Information provided –
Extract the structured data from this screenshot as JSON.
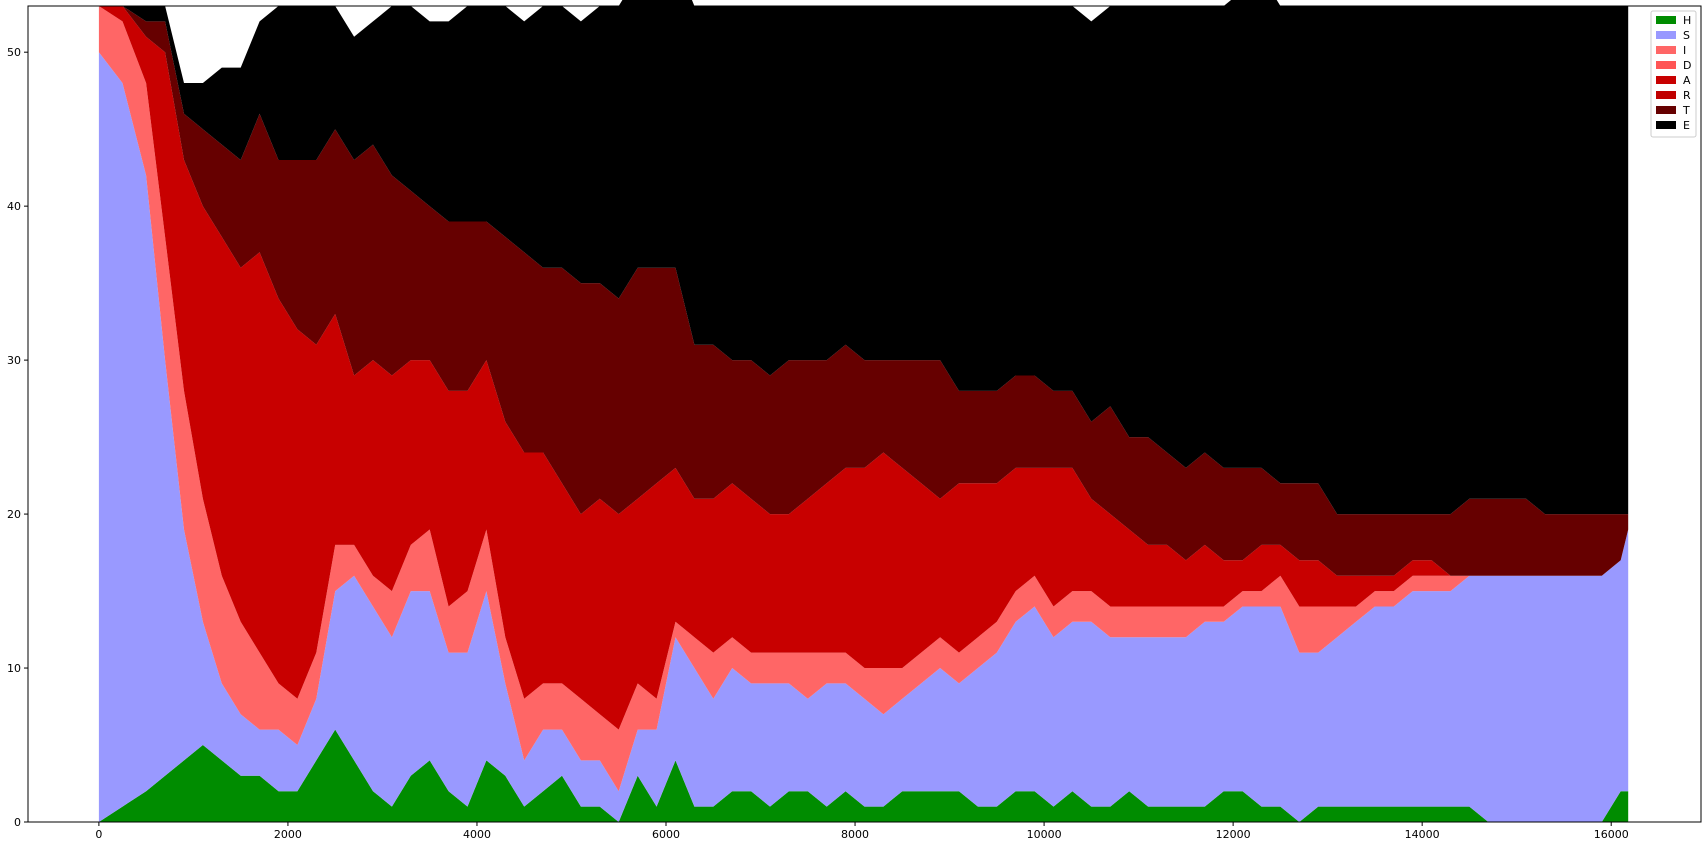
{
  "chart_data": {
    "type": "area",
    "stacked": true,
    "title": "",
    "xlabel": "",
    "ylabel": "",
    "xlim": [
      -750,
      16950
    ],
    "ylim": [
      0,
      53
    ],
    "x_ticks": [
      0,
      2000,
      4000,
      6000,
      8000,
      10000,
      12000,
      14000,
      16000
    ],
    "y_ticks": [
      0,
      10,
      20,
      30,
      40,
      50
    ],
    "grid": false,
    "legend_position": "top-right",
    "x": [
      0,
      250,
      500,
      700,
      900,
      1100,
      1300,
      1500,
      1700,
      1900,
      2100,
      2300,
      2500,
      2700,
      2900,
      3100,
      3300,
      3500,
      3700,
      3900,
      4100,
      4300,
      4500,
      4700,
      4900,
      5100,
      5300,
      5500,
      5700,
      5900,
      6100,
      6300,
      6500,
      6700,
      6900,
      7100,
      7300,
      7500,
      7700,
      7900,
      8100,
      8300,
      8500,
      8700,
      8900,
      9100,
      9300,
      9500,
      9700,
      9900,
      10100,
      10300,
      10500,
      10700,
      10900,
      11100,
      11300,
      11500,
      11700,
      11900,
      12100,
      12300,
      12500,
      12700,
      12900,
      13100,
      13300,
      13500,
      13700,
      13900,
      14100,
      14300,
      14500,
      14700,
      14900,
      15100,
      15300,
      15500,
      15700,
      15900,
      16100,
      16180
    ],
    "series": [
      {
        "name": "H",
        "color": "#008c00",
        "values": [
          0,
          1,
          2,
          3,
          4,
          5,
          4,
          3,
          3,
          2,
          2,
          4,
          6,
          4,
          2,
          1,
          3,
          4,
          2,
          1,
          4,
          3,
          1,
          2,
          3,
          1,
          1,
          0,
          3,
          1,
          4,
          1,
          1,
          2,
          2,
          1,
          2,
          2,
          1,
          2,
          1,
          1,
          2,
          2,
          2,
          2,
          1,
          1,
          2,
          2,
          1,
          2,
          1,
          1,
          2,
          1,
          1,
          1,
          1,
          2,
          2,
          1,
          1,
          0,
          1,
          1,
          1,
          1,
          1,
          1,
          1,
          1,
          1,
          0,
          0,
          0,
          0,
          0,
          0,
          0,
          2,
          2
        ]
      },
      {
        "name": "S",
        "color": "#9999ff",
        "values": [
          50,
          47,
          40,
          27,
          15,
          8,
          5,
          4,
          3,
          4,
          3,
          4,
          9,
          12,
          12,
          11,
          12,
          11,
          9,
          10,
          11,
          6,
          3,
          4,
          3,
          3,
          3,
          2,
          3,
          5,
          8,
          9,
          7,
          8,
          7,
          8,
          7,
          6,
          8,
          7,
          7,
          6,
          6,
          7,
          8,
          7,
          9,
          10,
          11,
          12,
          11,
          11,
          12,
          11,
          10,
          11,
          11,
          11,
          12,
          11,
          12,
          13,
          13,
          11,
          10,
          11,
          12,
          13,
          13,
          14,
          14,
          14,
          15,
          16,
          16,
          16,
          16,
          16,
          16,
          16,
          15,
          17
        ]
      },
      {
        "name": "I",
        "color": "#ff6666",
        "values": [
          3,
          4,
          6,
          8,
          9,
          8,
          7,
          6,
          5,
          3,
          3,
          3,
          3,
          2,
          2,
          3,
          3,
          4,
          3,
          4,
          4,
          3,
          4,
          3,
          3,
          4,
          3,
          4,
          3,
          2,
          1,
          2,
          3,
          2,
          2,
          2,
          2,
          3,
          2,
          2,
          2,
          3,
          2,
          2,
          2,
          2,
          2,
          2,
          2,
          2,
          2,
          2,
          2,
          2,
          2,
          2,
          2,
          2,
          1,
          1,
          1,
          1,
          2,
          3,
          3,
          2,
          1,
          1,
          1,
          1,
          1,
          1,
          0,
          0,
          0,
          0,
          0,
          0,
          0,
          0,
          0,
          0
        ]
      },
      {
        "name": "D",
        "color": "#ff5555",
        "values": [
          0,
          0,
          0,
          0,
          0,
          0,
          0,
          0,
          0,
          0,
          0,
          0,
          0,
          0,
          0,
          0,
          0,
          0,
          0,
          0,
          0,
          0,
          0,
          0,
          0,
          0,
          0,
          0,
          0,
          0,
          0,
          0,
          0,
          0,
          0,
          0,
          0,
          0,
          0,
          0,
          0,
          0,
          0,
          0,
          0,
          0,
          0,
          0,
          0,
          0,
          0,
          0,
          0,
          0,
          0,
          0,
          0,
          0,
          0,
          0,
          0,
          0,
          0,
          0,
          0,
          0,
          0,
          0,
          0,
          0,
          0,
          0,
          0,
          0,
          0,
          0,
          0,
          0,
          0,
          0,
          0,
          0
        ]
      },
      {
        "name": "A",
        "color": "#c80000",
        "values": [
          0,
          1,
          3,
          12,
          15,
          19,
          22,
          23,
          26,
          25,
          24,
          20,
          15,
          11,
          14,
          14,
          12,
          11,
          14,
          13,
          11,
          14,
          16,
          15,
          13,
          12,
          14,
          14,
          12,
          14,
          10,
          9,
          10,
          10,
          10,
          9,
          9,
          10,
          11,
          12,
          13,
          14,
          13,
          11,
          9,
          11,
          10,
          9,
          8,
          7,
          9,
          8,
          6,
          6,
          5,
          4,
          4,
          3,
          4,
          3,
          2,
          3,
          2,
          3,
          3,
          2,
          2,
          1,
          1,
          1,
          1,
          0,
          0,
          0,
          0,
          0,
          0,
          0,
          0,
          0,
          0,
          0
        ]
      },
      {
        "name": "R",
        "color": "#c00000",
        "values": [
          0,
          0,
          0,
          0,
          0,
          0,
          0,
          0,
          0,
          0,
          0,
          0,
          0,
          0,
          0,
          0,
          0,
          0,
          0,
          0,
          0,
          0,
          0,
          0,
          0,
          0,
          0,
          0,
          0,
          0,
          0,
          0,
          0,
          0,
          0,
          0,
          0,
          0,
          0,
          0,
          0,
          0,
          0,
          0,
          0,
          0,
          0,
          0,
          0,
          0,
          0,
          0,
          0,
          0,
          0,
          0,
          0,
          0,
          0,
          0,
          0,
          0,
          0,
          0,
          0,
          0,
          0,
          0,
          0,
          0,
          0,
          0,
          0,
          0,
          0,
          0,
          0,
          0,
          0,
          0,
          0,
          0
        ]
      },
      {
        "name": "T",
        "color": "#660000",
        "values": [
          0,
          0,
          1,
          2,
          3,
          5,
          6,
          7,
          9,
          9,
          11,
          12,
          12,
          14,
          14,
          13,
          11,
          10,
          11,
          11,
          9,
          12,
          13,
          12,
          14,
          15,
          14,
          14,
          15,
          14,
          13,
          10,
          10,
          8,
          9,
          9,
          10,
          9,
          8,
          8,
          7,
          6,
          7,
          8,
          9,
          6,
          6,
          6,
          6,
          6,
          5,
          5,
          5,
          7,
          6,
          7,
          6,
          6,
          6,
          6,
          6,
          5,
          4,
          5,
          5,
          4,
          4,
          4,
          4,
          3,
          3,
          4,
          5,
          5,
          5,
          5,
          4,
          4,
          4,
          4,
          3,
          1
        ]
      },
      {
        "name": "E",
        "color": "#000000",
        "values": [
          0,
          0,
          1,
          1,
          2,
          3,
          5,
          6,
          6,
          10,
          10,
          10,
          8,
          8,
          8,
          11,
          12,
          12,
          13,
          14,
          14,
          15,
          15,
          17,
          17,
          17,
          18,
          19,
          19,
          19,
          20,
          22,
          22,
          23,
          23,
          24,
          23,
          23,
          23,
          22,
          23,
          23,
          23,
          23,
          23,
          25,
          25,
          25,
          24,
          24,
          25,
          25,
          26,
          26,
          28,
          28,
          29,
          30,
          29,
          30,
          31,
          32,
          31,
          31,
          31,
          33,
          33,
          33,
          33,
          33,
          33,
          33,
          32,
          32,
          32,
          32,
          33,
          33,
          33,
          33,
          33,
          33
        ]
      }
    ]
  }
}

Requirements – Report how many lines of the records above contain the word "color", and give only that number.

Solution to the exercise – 8